### CHALLENGE 1:
Reproduce the passage on the Episcopal Church's LGBTQ+ audit, starting at "We began our" and ending at "the heart glad.".
### CHALLENGE 2:
In the passage on the Episcopal Church's LGBTQ+ audit, list each thing of the Church to which its LGBTQ+ members were promised full and equal claim in 1976.

Our focus was on the two primary tasks called out in our enabling resolution: to initiate a churchwide audit of how the Episcopal Church has lived into its 1976 commitment to provide full and equal claim to the love, acceptance and pastoral concern of the Church to its LGBTQ+ members and to begin the process of creating an archive of the history of the work for LGBTQ+ inclusion in the Episcopal Church.

We began our work grounded in prayer and deeply aware that we stand on the shoulders of so many who have gone before us in this holy task of turning that full and equal claim promised in 1976 from a resolution to a reality. And we were palpably aware of the awesome privilege of being called to do that work from the institutional center of the Church rather than from the margins where so many have labored for so long and so hard. It is a moment that makes the heart glad.

(Spatial layout data)
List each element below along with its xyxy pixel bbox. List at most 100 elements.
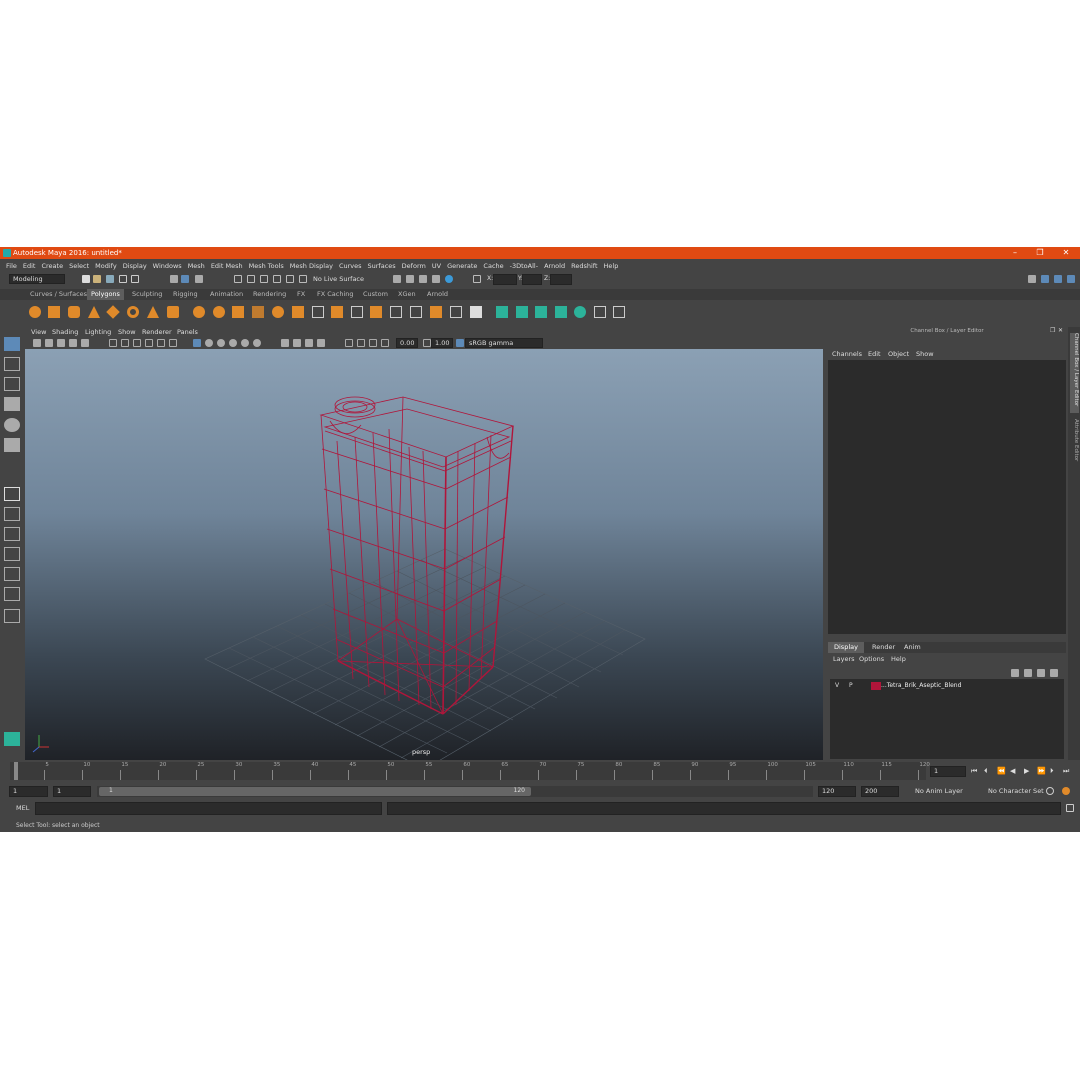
depth-of-field-icon[interactable] [281, 339, 289, 347]
step-forward-frame-icon[interactable]: ⏵ [1050, 767, 1054, 776]
textured-icon[interactable] [145, 339, 153, 347]
float-panel-icon[interactable]: ❐ [1050, 327, 1055, 334]
render-icon[interactable] [406, 275, 414, 283]
poly-sphere-icon[interactable] [29, 306, 41, 318]
open-scene-icon[interactable] [93, 275, 101, 283]
move-layer-up-icon[interactable] [1011, 669, 1019, 677]
target-weld-icon[interactable] [450, 306, 462, 318]
uv-automatic-icon[interactable] [555, 306, 567, 318]
paint-select-tool-icon[interactable] [4, 377, 20, 391]
extrude-icon[interactable] [331, 306, 343, 318]
menu-help[interactable]: Help [604, 262, 619, 270]
x-field[interactable] [493, 274, 517, 285]
new-layer-selected-icon[interactable] [1050, 669, 1058, 677]
separate-icon[interactable] [213, 306, 225, 318]
attribute-editor-toggle-icon[interactable] [1041, 275, 1049, 283]
play-forwards-icon[interactable]: ▶ [1024, 767, 1029, 775]
auto-key-icon[interactable] [1046, 787, 1054, 795]
shelf-tab-rigging[interactable]: Rigging [169, 289, 202, 300]
select-object-icon[interactable] [181, 275, 189, 283]
shelf-tab-curves-surfaces[interactable]: Curves / Surfaces [26, 289, 91, 300]
step-back-frame-icon[interactable]: ⏴ [984, 767, 988, 776]
minimize-button[interactable]: – [1003, 247, 1027, 259]
scale-tool-icon[interactable] [4, 438, 20, 452]
maximize-button[interactable]: ❐ [1028, 247, 1052, 259]
menu-deform[interactable]: Deform [402, 262, 426, 270]
uv-cylindrical-icon[interactable] [516, 306, 528, 318]
shelf-tab-rendering[interactable]: Rendering [249, 289, 290, 300]
step-forward-key-icon[interactable]: ⏩ [1037, 767, 1046, 775]
heads-up-display-icon[interactable] [369, 339, 377, 347]
safe-action-icon[interactable] [317, 339, 325, 347]
layer-tab-display[interactable]: Display [828, 642, 864, 653]
anim-layer-dropdown[interactable]: No Anim Layer [915, 787, 963, 795]
live-surface-label[interactable]: No Live Surface [313, 275, 364, 283]
single-perspective-layout-icon[interactable] [4, 487, 20, 501]
menu-uv[interactable]: UV [432, 262, 441, 270]
safe-title-icon[interactable] [345, 339, 353, 347]
xray-icon[interactable] [205, 339, 213, 347]
four-view-layout-icon[interactable] [4, 507, 20, 521]
menu-create[interactable]: Create [41, 262, 63, 270]
menu-mesh-display[interactable]: Mesh Display [290, 262, 333, 270]
mel-label[interactable]: MEL [16, 804, 29, 812]
bridge-icon[interactable] [370, 306, 382, 318]
menu-generate[interactable]: Generate [447, 262, 477, 270]
gamma-field[interactable]: 1.00 [431, 338, 453, 348]
exposure-icon[interactable] [381, 339, 389, 347]
gamma-icon[interactable] [423, 339, 431, 347]
viewport-menu-show[interactable]: Show [118, 328, 136, 336]
time-slider-track[interactable]: 5 10 15 20 25 30 35 40 45 50 55 60 65 70 75 80 85 90 95 100… [10, 762, 930, 780]
redo-icon[interactable] [131, 275, 139, 283]
hypershade-icon[interactable] [445, 275, 453, 283]
uv-spherical-icon[interactable] [535, 306, 547, 318]
boolean-icon[interactable] [272, 306, 284, 318]
layer-row[interactable]: V P ...Tetra_Brik_Aseptic_Blend [830, 681, 1064, 691]
layer-name[interactable]: ...Tetra_Brik_Aseptic_Blend [881, 682, 961, 689]
snap-point-icon[interactable] [260, 275, 268, 283]
bookmark-icon[interactable] [45, 339, 53, 347]
mel-input[interactable] [35, 802, 382, 815]
color-management-icon[interactable] [456, 339, 464, 347]
save-scene-icon[interactable] [106, 275, 114, 283]
custom-layout-icon[interactable] [4, 609, 20, 623]
menu-edit[interactable]: Edit [23, 262, 36, 270]
character-set-dropdown[interactable]: No Character Set [988, 787, 1044, 795]
uv-planar-icon[interactable] [496, 306, 508, 318]
menu-mesh[interactable]: Mesh [188, 262, 205, 270]
lasso-tool-icon[interactable] [4, 357, 20, 371]
select-hierarchy-icon[interactable] [170, 275, 178, 283]
viewport-menu-shading[interactable]: Shading [52, 328, 78, 336]
layer-tab-anim[interactable]: Anim [900, 642, 925, 653]
snap-surface-icon[interactable] [286, 275, 294, 283]
outliner-persp-layout-icon[interactable] [4, 587, 20, 601]
animation-end-field[interactable]: 200 [861, 786, 899, 797]
poly-cube-icon[interactable] [48, 306, 60, 318]
undo-icon[interactable] [119, 275, 127, 283]
close-panel-icon[interactable]: ✕ [1058, 327, 1063, 334]
ambient-occlusion-icon[interactable] [229, 339, 237, 347]
move-layer-down-icon[interactable] [1024, 669, 1032, 677]
motion-blur-icon[interactable] [241, 339, 249, 347]
animation-start-field[interactable]: 1 [9, 786, 48, 797]
side-tab-attribute-editor[interactable]: Attribute Editor [1070, 419, 1079, 469]
time-slider[interactable]: 5 10 15 20 25 30 35 40 45 50 55 60 65 70 75 80 85 90 95 100… [0, 761, 1080, 783]
select-tool-icon[interactable] [4, 337, 20, 351]
new-scene-icon[interactable] [82, 275, 90, 283]
script-editor-icon[interactable] [1066, 804, 1074, 812]
viewport-menu-panels[interactable]: Panels [177, 328, 198, 336]
layer-menu-layers[interactable]: Layers [833, 655, 855, 663]
menu-3dtoall[interactable]: -3DtoAll- [510, 262, 538, 270]
bevel-icon[interactable] [351, 306, 363, 318]
shelf-tab-animation[interactable]: Animation [206, 289, 247, 300]
shelf-tab-fx[interactable]: FX [293, 289, 309, 300]
persp-hypershade-layout-icon[interactable] [4, 567, 20, 581]
rotate-tool-icon[interactable] [4, 418, 20, 432]
layer-menu-help[interactable]: Help [891, 655, 906, 663]
viewport-menu-renderer[interactable]: Renderer [142, 328, 172, 336]
persp-graph-layout-icon[interactable] [4, 547, 20, 561]
transform-mode-icon[interactable] [473, 275, 481, 283]
menu-modify[interactable]: Modify [95, 262, 117, 270]
layer-visibility-toggle[interactable]: V [835, 682, 839, 689]
shelf-tab-custom[interactable]: Custom [359, 289, 392, 300]
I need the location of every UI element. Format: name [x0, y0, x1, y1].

### RESULT 1:
We began our work grounded in prayer and deeply aware that we stand on the shoulders of so many who have gone before us in this holy task of turning that full and equal claim promised in 1976 from a resolution to a reality. And we were palpably aware of the awesome privilege of being called to do that work from the institutional center of the Church rather than from the margins where so many have labored for so long and so hard. It is a moment that makes the heart glad.

### RESULT 2:
- love
- acceptance
- pastoral concern